* _TASK STATEMENT_
Your job is to restate each entry word for word.

++++ GIVEN RECORDS

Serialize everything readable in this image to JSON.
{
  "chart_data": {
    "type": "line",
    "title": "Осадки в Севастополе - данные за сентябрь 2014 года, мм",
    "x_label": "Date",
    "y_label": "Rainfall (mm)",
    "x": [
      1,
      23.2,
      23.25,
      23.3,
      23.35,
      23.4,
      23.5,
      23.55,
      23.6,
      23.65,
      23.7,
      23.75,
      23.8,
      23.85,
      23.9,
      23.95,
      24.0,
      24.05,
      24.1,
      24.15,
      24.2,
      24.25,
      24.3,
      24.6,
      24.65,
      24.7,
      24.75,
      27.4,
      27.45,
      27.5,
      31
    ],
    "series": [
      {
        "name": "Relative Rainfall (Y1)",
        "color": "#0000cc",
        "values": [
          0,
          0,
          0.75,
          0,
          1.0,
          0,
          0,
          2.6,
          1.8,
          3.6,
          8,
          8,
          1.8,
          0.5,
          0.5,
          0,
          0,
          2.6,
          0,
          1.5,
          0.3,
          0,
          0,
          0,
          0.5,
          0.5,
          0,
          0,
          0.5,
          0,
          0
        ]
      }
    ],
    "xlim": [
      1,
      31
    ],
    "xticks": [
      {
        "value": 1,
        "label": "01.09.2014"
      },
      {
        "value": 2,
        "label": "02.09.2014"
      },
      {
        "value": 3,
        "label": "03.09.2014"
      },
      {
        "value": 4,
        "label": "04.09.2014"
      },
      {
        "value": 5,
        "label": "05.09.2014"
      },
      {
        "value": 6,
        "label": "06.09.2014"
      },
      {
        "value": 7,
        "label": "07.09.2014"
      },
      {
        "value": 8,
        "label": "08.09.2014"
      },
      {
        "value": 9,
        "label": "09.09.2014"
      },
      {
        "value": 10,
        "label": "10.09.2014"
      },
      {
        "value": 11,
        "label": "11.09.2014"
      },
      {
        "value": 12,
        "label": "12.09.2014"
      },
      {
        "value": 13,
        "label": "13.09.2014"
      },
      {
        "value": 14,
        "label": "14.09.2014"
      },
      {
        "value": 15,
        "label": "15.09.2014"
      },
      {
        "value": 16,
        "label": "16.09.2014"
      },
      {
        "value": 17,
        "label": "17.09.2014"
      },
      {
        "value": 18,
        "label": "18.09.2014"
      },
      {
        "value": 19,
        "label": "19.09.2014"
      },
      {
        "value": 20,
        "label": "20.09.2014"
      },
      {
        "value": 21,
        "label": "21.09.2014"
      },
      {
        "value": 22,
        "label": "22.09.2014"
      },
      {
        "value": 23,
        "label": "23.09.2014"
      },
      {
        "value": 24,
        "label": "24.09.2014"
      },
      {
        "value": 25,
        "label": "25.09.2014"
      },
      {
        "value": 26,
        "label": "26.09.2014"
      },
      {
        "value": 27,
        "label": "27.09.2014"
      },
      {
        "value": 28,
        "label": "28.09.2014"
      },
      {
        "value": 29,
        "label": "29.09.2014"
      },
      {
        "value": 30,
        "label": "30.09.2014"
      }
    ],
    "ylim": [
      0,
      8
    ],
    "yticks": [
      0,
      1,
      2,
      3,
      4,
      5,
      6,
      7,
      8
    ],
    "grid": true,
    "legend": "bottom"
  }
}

++++++++

* _THE ANSWER_
Serialize everything readable in this image to JSON.
{
  "chart_data": {
    "type": "line",
    "title": "Осадки в Севастополе - данные за сентябрь 2014 года, мм",
    "x_label": "Date",
    "y_label": "Rainfall (mm)",
    "x": [
      1,
      23.2,
      23.25,
      23.3,
      23.35,
      23.4,
      23.5,
      23.55,
      23.6,
      23.65,
      23.7,
      23.75,
      23.8,
      23.85,
      23.9,
      23.95,
      24.0,
      24.05,
      24.1,
      24.15,
      24.2,
      24.25,
      24.3,
      24.6,
      24.65,
      24.7,
      24.75,
      27.4,
      27.45,
      27.5,
      31
    ],
    "series": [
      {
        "name": "Relative Rainfall (Y1)",
        "color": "#0000cc",
        "values": [
          0,
          0,
          0.75,
          0,
          1.0,
          0,
          0,
          2.6,
          1.8,
          3.6,
          8,
          8,
          1.8,
          0.5,
          0.5,
          0,
          0,
          2.6,
          0,
          1.5,
          0.3,
          0,
          0,
          0,
          0.5,
          0.5,
          0,
          0,
          0.5,
          0,
          0
        ]
      }
    ],
    "xlim": [
      1,
      31
    ],
    "xticks": [
      {
        "value": 1,
        "label": "01.09.2014"
      },
      {
        "value": 2,
        "label": "02.09.2014"
      },
      {
        "value": 3,
        "label": "03.09.2014"
      },
      {
        "value": 4,
        "label": "04.09.2014"
      },
      {
        "value": 5,
        "label": "05.09.2014"
      },
      {
        "value": 6,
        "label": "06.09.2014"
      },
      {
        "value": 7,
        "label": "07.09.2014"
      },
      {
        "value": 8,
        "label": "08.09.2014"
      },
      {
        "value": 9,
        "label": "09.09.2014"
      },
      {
        "value": 10,
        "label": "10.09.2014"
      },
      {
        "value": 11,
        "label": "11.09.2014"
      },
      {
        "value": 12,
        "label": "12.09.2014"
      },
      {
        "value": 13,
        "label": "13.09.2014"
      },
      {
        "value": 14,
        "label": "14.09.2014"
      },
      {
        "value": 15,
        "label": "15.09.2014"
      },
      {
        "value": 16,
        "label": "16.09.2014"
      },
      {
        "value": 17,
        "label": "17.09.2014"
      },
      {
        "value": 18,
        "label": "18.09.2014"
      },
      {
        "value": 19,
        "label": "19.09.2014"
      },
      {
        "value": 20,
        "label": "20.09.2014"
      },
      {
        "value": 21,
        "label": "21.09.2014"
      },
      {
        "value": 22,
        "label": "22.09.2014"
      },
      {
        "value": 23,
        "label": "23.09.2014"
      },
      {
        "value": 24,
        "label": "24.09.2014"
      },
      {
        "value": 25,
        "label": "25.09.2014"
      },
      {
        "value": 26,
        "label": "26.09.2014"
      },
      {
        "value": 27,
        "label": "27.09.2014"
      },
      {
        "value": 28,
        "label": "28.09.2014"
      },
      {
        "value": 29,
        "label": "29.09.2014"
      },
      {
        "value": 30,
        "label": "30.09.2014"
      }
    ],
    "ylim": [
      0,
      8
    ],
    "yticks": [
      0,
      1,
      2,
      3,
      4,
      5,
      6,
      7,
      8
    ],
    "grid": true,
    "legend": "bottom"
  }
}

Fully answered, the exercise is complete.